• [EXCERPT]
>>>>>

In principle, we think that the burden of proof falls upon those claiming that sea levels are rising, in which case the appropriate test is KPSS. On the other hand, the belief that sea levels are rising has become so widespread (IPCC 2014), that the burden of proof may have shifted onto those claiming that sea levels are not rising, in which case the appropriate test would be ADF. We use both tests. In any case, if ADF tests reject the hypothesis that sea levels are rising, and KPSS tests cannot reject the hypothesis that sea levels are not rising, this naturally increases confidence in the claim that sea levels are not rising.

2.2 Trends versus long memory

We have already mentioned that \(d\) may not be an integer such as 0 or 1. In fact the threshold for nonstationarity is 1/2 rather than 1 (Granger and Joyeux 1980). If \(d\) lies between 0 and 1/2 the time series has “long memory” because its mean-reverting properties are protracted. Such models specify the dependent variable in Eq.  (1) as \(\varDelta ^{d}Y_{t}\) where d is a parameter to be estimated that falls in the range 0–1/2.

Long memory may be mistaken for trend or difference stationarity especially if \(d\) is large (e.g. 0.4). This happens because mean-reversion, which varies inversely with \(d\), is slow. Therefore, tide gauges which are classified using the methodology in Sect. 2.1 as nonstationary should be checked to see whether they have in fact long memory. If they do, sea levels do not have a trend, but are particularly slow to revert to their long-run level. To estimate \(d\) we use the two-stage procedure suggested by Geweke and Porter-Hudak (1983) and the semi-parametric procedure suggested by Robinson (1995). The former is not consistent for \(d>1\) whereas the latter is.3 This check need not be applied here to those tide gauges which are classified as stationary with d = 0, because long memory implies stationarity too.

These estimators involve calculating the periodogram of the data at \(n = T^{a}\) frequencies \(\omega _{j} = 2\pi j/T (j = 1,2,{\ldots },n\)). The standard default for \(a\) is 1/2. For tide gauges with the shortest histories (120 monthly data points) this means that n = 11, \(\omega _{1} = 0.052\) and \(\omega _{n} = 0.576\). For the oldest tide gauge (1807) it means that n = 50, \(\upomega _{1} = 0.026\) and \(\upomega _\mathrm{n} = 0.1257\). Since \(d\) is estimated from only 11 ordinates for tide gauges with short histories, we experiment by increasing a. For example when \(a = 0.7\) n increases to 29 for these tide gauges, \(\omega _{1}\) remains unchanged and \(\omega _{n}\) increases to 1.519. Increasing a not only increases the number of ordinates, it also increases the range of frequencies that are used to estimate \(d\). We set a so that the number of tide gauges with long memory ceases to sensitive to \(a\).

<<<<<

• [EXTRACTED ENTRIES]

>>>>>

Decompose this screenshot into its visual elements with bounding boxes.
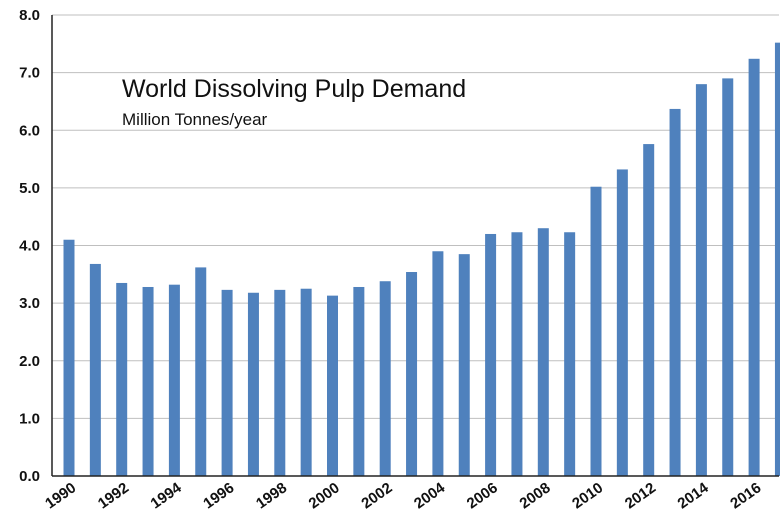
x-tick-label: 2010 xyxy=(569,479,606,512)
y-tick-label: 1.0 xyxy=(19,410,40,427)
x-tick-label: 1992 xyxy=(95,479,132,512)
x-tick-label: 2006 xyxy=(464,479,501,512)
x-tick-label: 2000 xyxy=(306,479,343,512)
bar-1991 xyxy=(89,263,101,476)
y-tick-label: 6.0 xyxy=(19,122,40,139)
bar-2001 xyxy=(353,286,365,476)
y-tick-label: 2.0 xyxy=(19,353,40,370)
bar-2007 xyxy=(511,232,523,476)
bar-1996 xyxy=(221,289,233,476)
y-tick-label: 0.0 xyxy=(19,468,40,485)
x-tick-label: 2012 xyxy=(622,479,659,512)
bar-2012 xyxy=(643,144,655,476)
x-tick-label: 1990 xyxy=(42,479,79,512)
y-tick-label: 3.0 xyxy=(19,295,40,312)
bar-2003 xyxy=(406,272,418,476)
x-tick-label: 2014 xyxy=(675,479,713,512)
bar-2005 xyxy=(458,254,470,476)
bars xyxy=(63,42,780,477)
bar-1990 xyxy=(63,239,75,476)
bar-1997 xyxy=(247,292,259,476)
x-tick-label: 1996 xyxy=(200,479,237,512)
bar-2002 xyxy=(379,281,391,476)
bar-1995 xyxy=(195,267,207,476)
bar-2000 xyxy=(327,295,338,476)
x-tick-label: 1994 xyxy=(148,479,186,512)
bar-2013 xyxy=(669,108,681,477)
y-tick-label: 5.0 xyxy=(19,180,40,197)
x-tick-label: 2004 xyxy=(411,479,449,512)
bar-2011 xyxy=(616,169,628,476)
x-tick-label: 1998 xyxy=(253,479,290,512)
y-tick-label: 4.0 xyxy=(19,238,40,255)
bar-2015 xyxy=(722,78,734,476)
bar-2016 xyxy=(748,58,760,477)
bar-2010 xyxy=(590,186,602,476)
bar-2017 xyxy=(774,42,780,476)
x-axis-tick-labels: 1990 1992 1994 1996 1998 2000 2002 2004 2006 2008… xyxy=(42,479,764,512)
bar-1998 xyxy=(274,289,286,476)
bar-2014 xyxy=(695,84,707,477)
y-axis-tick-labels: 0.0 1.0 2.0 3.0 4.0 5.0 6.0 7.0 8.0 xyxy=(19,7,40,485)
x-tick-label: 2016 xyxy=(727,479,764,512)
bar-2006 xyxy=(485,233,497,476)
x-tick-label: 2002 xyxy=(358,479,395,512)
x-tick-label: 2008 xyxy=(517,479,554,512)
chart-subtitle: Million Tonnes/year xyxy=(122,110,268,129)
bar-2009 xyxy=(564,232,576,476)
bar-1992 xyxy=(116,282,128,476)
bar-1994 xyxy=(168,284,180,476)
bar-1993 xyxy=(142,286,154,476)
bar-2008 xyxy=(537,228,549,476)
y-tick-label: 7.0 xyxy=(19,65,40,82)
chart-title: World Dissolving Pulp Demand xyxy=(122,75,466,103)
bar-2004 xyxy=(432,251,444,476)
bar-1999 xyxy=(300,288,312,476)
y-tick-label: 8.0 xyxy=(19,7,40,24)
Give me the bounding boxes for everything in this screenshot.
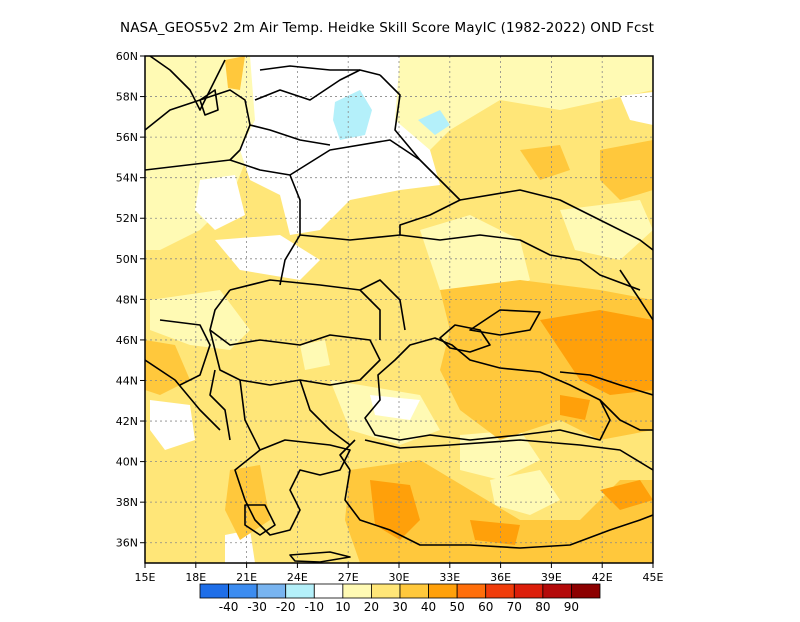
lat-tick-label: 40N [116, 456, 138, 469]
colorbar: -40 -30 -20 -10 10 20 30 40 50 60 70 80 90 [199, 583, 601, 614]
lon-tick-label: 33E [439, 571, 460, 584]
lon-tick-label: 45E [643, 571, 664, 584]
lat-tick-label: 44N [116, 374, 138, 387]
colorbar-label: 10 [335, 600, 350, 614]
lon-tick-label: 18E [185, 571, 206, 584]
colorbar-label: -40 [219, 600, 239, 614]
colorbar-swatch [456, 583, 487, 599]
latitude-labels: 36N 38N 40N 42N 44N 46N 48N 50N 52N 54N 56N 58N 60N [116, 50, 145, 550]
longitude-labels: 15E 18E 21E 24E 27E 30E 33E 36E 39E 42E 45E [135, 563, 664, 584]
colorbar-label: 70 [507, 600, 522, 614]
colorbar-swatch [371, 583, 401, 599]
lon-tick-label: 30E [389, 571, 410, 584]
lon-tick-label: 21E [236, 571, 257, 584]
lat-tick-label: 60N [116, 50, 138, 63]
skill-score-field [145, 56, 653, 563]
colorbar-label: 50 [450, 600, 465, 614]
lat-tick-label: 36N [116, 537, 138, 550]
lon-tick-label: 24E [287, 571, 308, 584]
lat-tick-label: 48N [116, 293, 138, 306]
lat-tick-label: 54N [116, 172, 138, 185]
colorbar-swatch [256, 583, 287, 599]
country-borders [145, 56, 653, 563]
colorbar-label: -20 [276, 600, 296, 614]
colorbar-label: 80 [535, 600, 550, 614]
colorbar-swatch [513, 583, 544, 599]
colorbar-label: -30 [247, 600, 267, 614]
colorbar-swatch [428, 583, 458, 599]
colorbar-label: -10 [304, 600, 324, 614]
lon-tick-label: 27E [338, 571, 359, 584]
lon-tick-label: 42E [592, 571, 613, 584]
colorbar-swatch [199, 583, 229, 599]
colorbar-label: 40 [421, 600, 436, 614]
colorbar-swatch [285, 583, 315, 599]
lat-tick-label: 52N [116, 212, 138, 225]
colorbar-swatch [313, 583, 344, 599]
lat-tick-label: 42N [116, 415, 138, 428]
lat-tick-label: 58N [116, 91, 138, 104]
colorbar-swatch [399, 583, 429, 599]
lat-tick-label: 56N [116, 131, 138, 144]
colorbar-swatch [571, 583, 601, 599]
colorbar-label: 20 [364, 600, 379, 614]
lon-tick-label: 39E [541, 571, 562, 584]
colorbar-swatch [342, 583, 372, 599]
lon-tick-label: 15E [135, 571, 156, 584]
colorbar-swatch [228, 583, 258, 599]
lat-tick-label: 50N [116, 253, 138, 266]
colorbar-swatch [485, 583, 515, 599]
colorbar-label: 60 [478, 600, 493, 614]
lat-tick-label: 38N [116, 496, 138, 509]
colorbar-label: 90 [564, 600, 579, 614]
lon-tick-label: 36E [490, 571, 511, 584]
map-title: NASA_GEOS5v2 2m Air Temp. Heidke Skill S… [120, 20, 654, 36]
lat-tick-label: 46N [116, 334, 138, 347]
colorbar-label: 30 [392, 600, 407, 614]
colorbar-swatch [542, 583, 572, 599]
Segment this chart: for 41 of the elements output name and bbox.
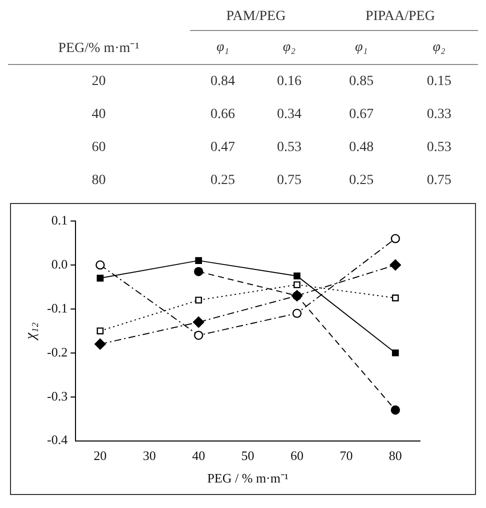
data-label: 0.75 bbox=[276, 172, 302, 190]
data-label: 0.53 bbox=[276, 138, 302, 156]
data-label: 0.53 bbox=[426, 138, 452, 156]
x-tick-label: φ₁ bbox=[190, 30, 256, 64]
data-label: 0.75 bbox=[426, 172, 452, 190]
data-label: 0.34 bbox=[276, 106, 302, 124]
y-tick-label: -0.2 bbox=[46, 344, 68, 360]
data-label: 0.85 bbox=[348, 72, 375, 90]
y-tick-label: -0.4 bbox=[46, 432, 68, 448]
y-tick-label: -0.1 bbox=[46, 300, 68, 316]
x-tick-label: 60 bbox=[290, 448, 304, 464]
text: PAM/PEG bbox=[190, 4, 322, 30]
data-label: 0.15 bbox=[426, 72, 452, 90]
x-tick-label: φ₂ bbox=[400, 30, 478, 64]
data-label: 0.67 bbox=[348, 106, 375, 124]
y-tick-label: 0.1 bbox=[51, 212, 68, 228]
y-tick-label: 60 bbox=[90, 138, 107, 156]
data-label: 0.25 bbox=[348, 172, 375, 190]
x-tick-label: 40 bbox=[192, 448, 206, 464]
y-axis-title: χ₁₂ bbox=[22, 322, 39, 342]
x-tick-label: 80 bbox=[388, 448, 402, 464]
x-tick-label: 50 bbox=[241, 448, 254, 464]
data-label: 0.16 bbox=[276, 72, 302, 90]
y-axis-title: PEG/% m·m⁻¹ bbox=[8, 30, 190, 64]
data-label: 0.25 bbox=[210, 172, 236, 190]
y-tick-label: 40 bbox=[90, 106, 107, 124]
x-tick-label: φ₁ bbox=[322, 30, 400, 64]
y-tick-label: -0.3 bbox=[46, 388, 68, 404]
x-tick-label: 30 bbox=[142, 448, 156, 464]
y-tick-label: 0.0 bbox=[51, 256, 68, 272]
data-label: 0.84 bbox=[210, 72, 236, 90]
x-tick-label: φ₂ bbox=[256, 30, 322, 64]
data-label: 0.33 bbox=[426, 106, 452, 124]
data-label: 0.48 bbox=[348, 138, 375, 156]
data-label: 0.47 bbox=[210, 138, 236, 156]
data-label: 0.66 bbox=[210, 106, 236, 124]
y-tick-label: 80 bbox=[90, 172, 107, 190]
y-tick-label: 20 bbox=[90, 72, 107, 90]
x-axis-title: PEG / % m·m⁻¹ bbox=[207, 470, 288, 486]
x-tick-label: 70 bbox=[340, 448, 353, 464]
text: PIPAA/PEG bbox=[322, 4, 478, 30]
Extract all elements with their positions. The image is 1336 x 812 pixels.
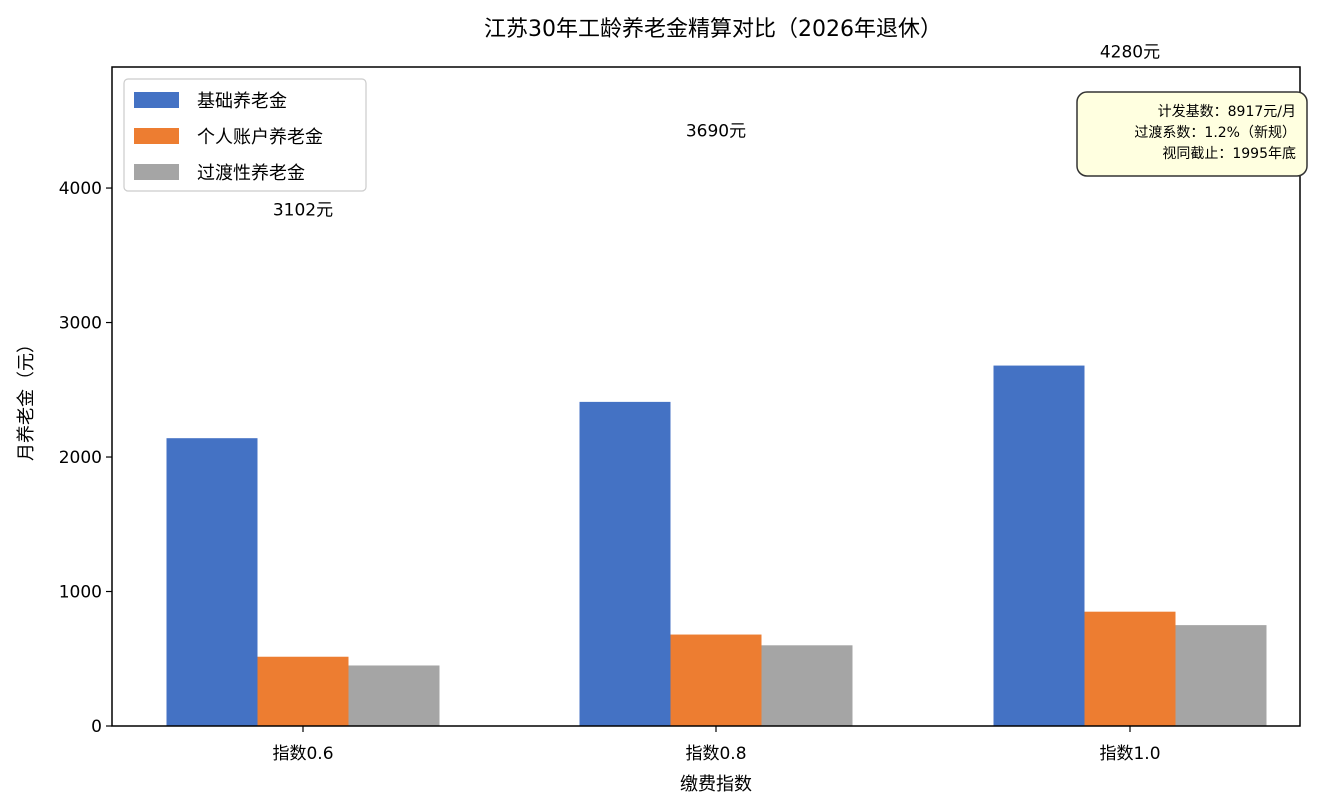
bar-series2-cat2 [1175,625,1267,726]
info-line-1: 过渡系数：1.2%（新规） [1134,125,1296,141]
bar-series0-cat2 [993,365,1085,726]
legend-swatch-1 [134,128,179,144]
bar-series2-cat1 [761,645,853,726]
total-label-0: 3102元 [273,200,333,220]
info-box-frame [1076,91,1308,177]
bar-series1-cat1 [670,634,762,726]
info-line-0: 计发基数：8917元/月 [1158,103,1296,120]
bar-series0-cat1 [579,401,671,726]
y-tick-label-3: 3000 [59,314,102,334]
legend-frame [123,78,367,192]
x-tick-label-2: 指数1.0 [1099,744,1160,764]
y-axis-label: 月养老金（元） [16,335,37,461]
bar-series1-cat2 [1084,611,1176,726]
total-label-1: 3690元 [686,122,746,142]
x-tick-label-0: 指数0.6 [272,744,333,764]
y-tick-label-0: 0 [91,717,102,737]
chart-title: 江苏30年工龄养老金精算对比（2026年退休） [484,17,942,42]
bar-series1-cat0 [257,656,349,726]
plot-frame [111,66,1301,727]
y-tick-label-2: 2000 [59,448,102,468]
info-line-2: 视同截止：1995年底 [1162,146,1296,162]
y-tick-label-1: 1000 [59,583,102,603]
x-axis-label: 缴费指数 [680,774,752,795]
plot-area: 3102元 3690元 4280元 0 1000 2000 3000 4000 指数0.6 指数0… [59,42,1301,764]
legend-label-2: 过渡性养老金 [197,163,305,184]
legend-label-0: 基础养老金 [197,91,287,112]
legend-swatch-2 [134,164,179,180]
legend-swatch-0 [134,92,179,108]
bar-series2-cat0 [348,665,440,726]
bar-series0-cat0 [166,438,258,726]
legend-label-1: 个人账户养老金 [197,127,323,148]
total-label-2: 4280元 [1100,42,1160,62]
y-tick-label-4: 4000 [59,179,102,199]
x-tick-label-1: 指数0.8 [685,744,746,764]
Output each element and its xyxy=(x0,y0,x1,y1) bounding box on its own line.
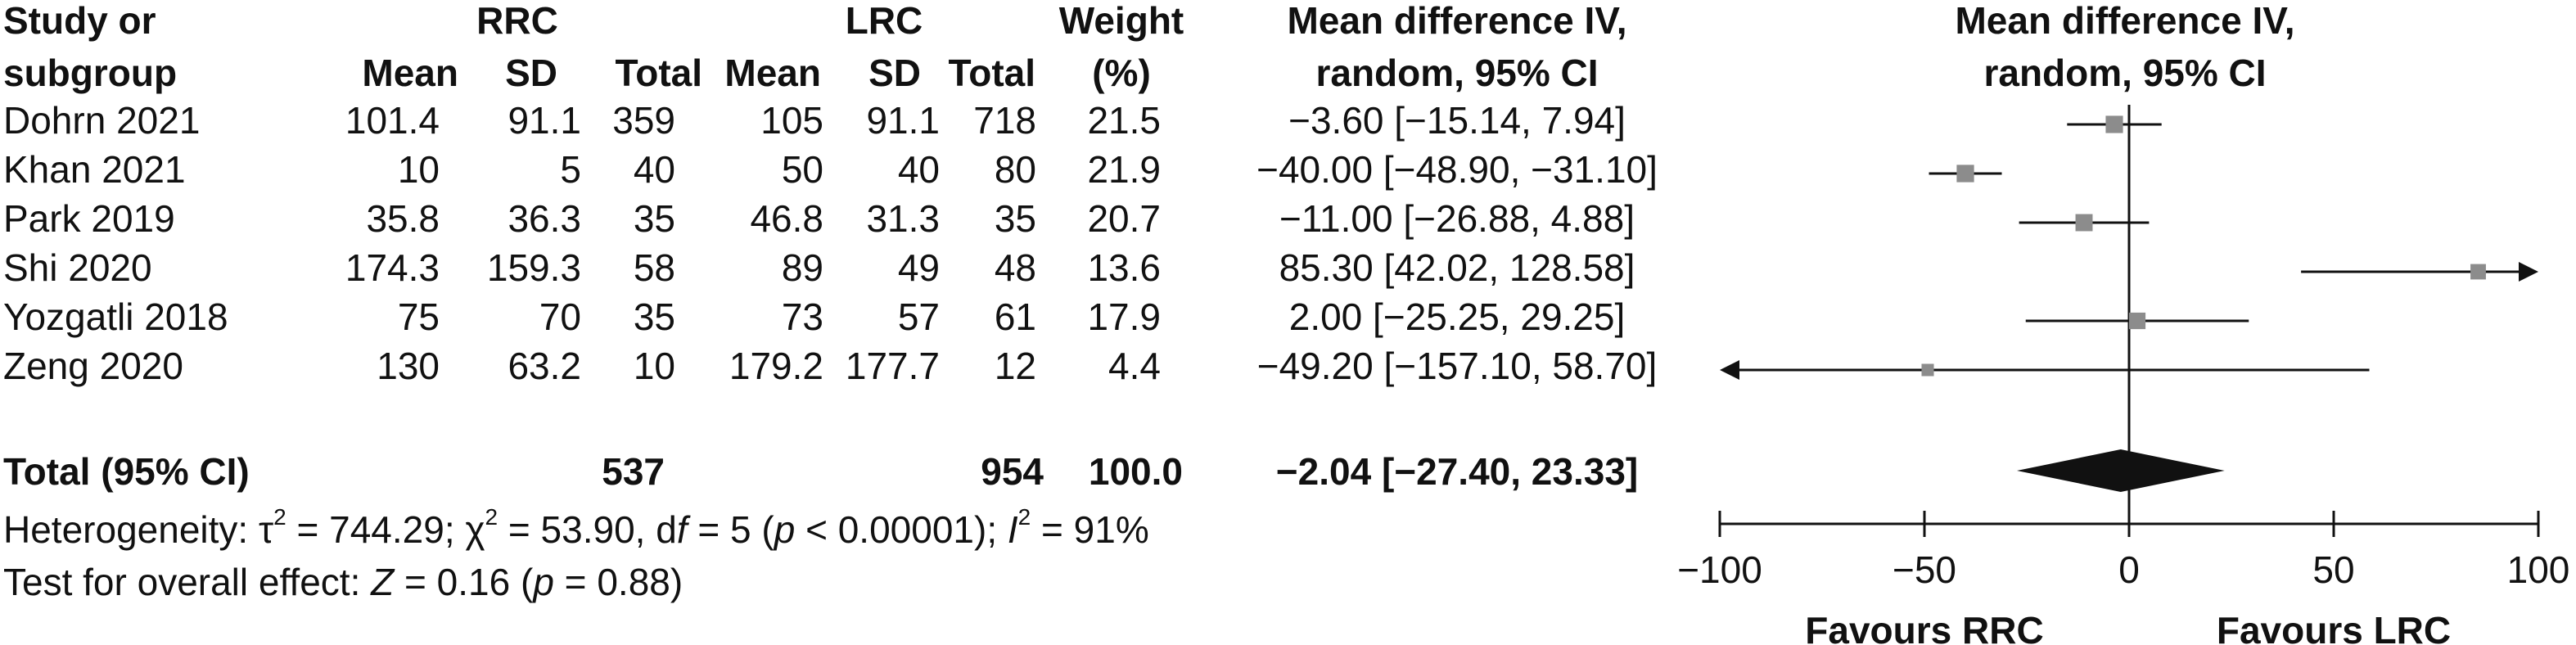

<<<<<

• [TASK A]
Answer these questions from the sea-level excerpt:
(i) What value does the sea-level excerpt give as the threshold for nonstationarity?
(ii) Which of the two procedures for estimating \(d\) is consistent for \(d>1\)?
(iii) What is the standard default for \(a\)?
• [TASK B]
Reproduce everything in the sea-level excerpt from "Long memory may" down to "implies stationarity too.".
• [TASK C]
Write the next part of the sea-level excerpt, picking up after its final sentence.

• [TASK ANSWER A]
(i) 1/2, rather than 1 (Granger and Joyeux 1980).
(ii) The semi-parametric procedure suggested by Robinson (1995).
(iii) 1/2.

• [TASK ANSWER B]
Long memory may be mistaken for trend or difference stationarity especially if \(d\) is large (e.g. 0.4). This happens because mean-reversion, which varies inversely with \(d\), is slow. Therefore, tide gauges which are classified using the methodology in Sect. 2.1 as nonstationary should be checked to see whether they have in fact long memory. If they do, sea levels do not have a trend, but are particularly slow to revert to their long-run level. To estimate \(d\) we use the two-stage procedure suggested by Geweke and Porter-Hudak (1983) and the semi-parametric procedure suggested by Robinson (1995). The former is not consistent for \(d>1\) whereas the latter is.3 This check need not be applied here to those tide gauges which are classified as stationary with d = 0, because long memory implies stationarity too.

• [TASK ANSWER C]
2.3 Selection model for tide gauges

In this sub-section we propose a test for potential sample selection bias induced by the non-random location of tide gauges in PSMSL. International organizations do not commission tide gauges. The decision to commission tide gauges is made by the relevant governmental authorities in each country. Let \(T_{k}^{*}\) be the benefit to the relevant authority of having a tide gauge in location \(k\). Suppose that \(T_{k}^{*}\) is hypothesized to depend on covariates \(X_{k}\) in which tide gauge \(j\) is located,4 These covariates include GDP per head since richer countries can afford more tide gauges, population as a measure of risk exposure, and length of coastline. In addition, \(T_{k}^{*}\) is hypothesized to depend on SLR since if sea level is rising there may be a greater need for monitoring. Finally, e is assumed to be a normally distributed random variable with zero mean capturing unobservable phenomena which determine benefit from tide gauges in the location:
$$\begin{aligned} T_k^*=\delta +\theta X_k +\phi SLR_k +e_k \end{aligned}$$
(3)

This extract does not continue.